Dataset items
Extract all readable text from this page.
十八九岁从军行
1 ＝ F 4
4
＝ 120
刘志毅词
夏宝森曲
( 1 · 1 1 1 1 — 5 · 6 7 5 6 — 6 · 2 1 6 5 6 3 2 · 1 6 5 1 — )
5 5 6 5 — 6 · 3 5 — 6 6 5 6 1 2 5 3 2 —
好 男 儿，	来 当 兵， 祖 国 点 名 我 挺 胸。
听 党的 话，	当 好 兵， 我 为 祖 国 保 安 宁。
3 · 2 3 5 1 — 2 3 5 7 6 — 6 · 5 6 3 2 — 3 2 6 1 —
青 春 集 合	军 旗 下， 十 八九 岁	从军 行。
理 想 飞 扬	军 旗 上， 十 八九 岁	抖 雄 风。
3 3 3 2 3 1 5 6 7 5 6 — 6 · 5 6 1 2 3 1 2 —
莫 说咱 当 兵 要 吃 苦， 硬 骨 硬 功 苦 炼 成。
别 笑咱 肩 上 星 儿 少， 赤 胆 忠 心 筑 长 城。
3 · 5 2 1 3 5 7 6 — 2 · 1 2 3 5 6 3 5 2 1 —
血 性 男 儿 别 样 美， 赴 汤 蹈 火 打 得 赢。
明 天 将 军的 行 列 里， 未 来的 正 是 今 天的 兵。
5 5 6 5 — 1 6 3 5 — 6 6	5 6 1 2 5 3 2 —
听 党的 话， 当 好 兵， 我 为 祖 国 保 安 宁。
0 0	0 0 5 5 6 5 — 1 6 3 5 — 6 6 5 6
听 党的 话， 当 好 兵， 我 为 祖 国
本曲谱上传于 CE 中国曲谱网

INSTRUCTION
Retype the listing. Match it exactly.

EXPECTED OUTPUT
Extract all readable text from this page.
十八九岁从军行
1 ＝ F 4
4
＝ 120
刘志毅词
夏宝森曲
( 1 · 1 1 1 1 — 5 · 6 7 5 6 — 6 · 2 1 6 5 6 3 2 · 1 6 5 1 — )
5 5 6 5 — 6 · 3 5 — 6 6 5 6 1 2 5 3 2 —
好 男 儿，	来 当 兵， 祖 国 点 名 我 挺 胸。
听 党的 话，	当 好 兵， 我 为 祖 国 保 安 宁。
3 · 2 3 5 1 — 2 3 5 7 6 — 6 · 5 6 3 2 — 3 2 6 1 —
青 春 集 合	军 旗 下， 十 八九 岁	从军 行。
理 想 飞 扬	军 旗 上， 十 八九 岁	抖 雄 风。
3 3 3 2 3 1 5 6 7 5 6 — 6 · 5 6 1 2 3 1 2 —
莫 说咱 当 兵 要 吃 苦， 硬 骨 硬 功 苦 炼 成。
别 笑咱 肩 上 星 儿 少， 赤 胆 忠 心 筑 长 城。
3 · 5 2 1 3 5 7 6 — 2 · 1 2 3 5 6 3 5 2 1 —
血 性 男 儿 别 样 美， 赴 汤 蹈 火 打 得 赢。
明 天 将 军的 行 列 里， 未 来的 正 是 今 天的 兵。
5 5 6 5 — 1 6 3 5 — 6 6	5 6 1 2 5 3 2 —
听 党的 话， 当 好 兵， 我 为 祖 国 保 安 宁。
0 0	0 0 5 5 6 5 — 1 6 3 5 — 6 6 5 6
听 党的 话， 当 好 兵， 我 为 祖 国
本曲谱上传于 CE 中国曲谱网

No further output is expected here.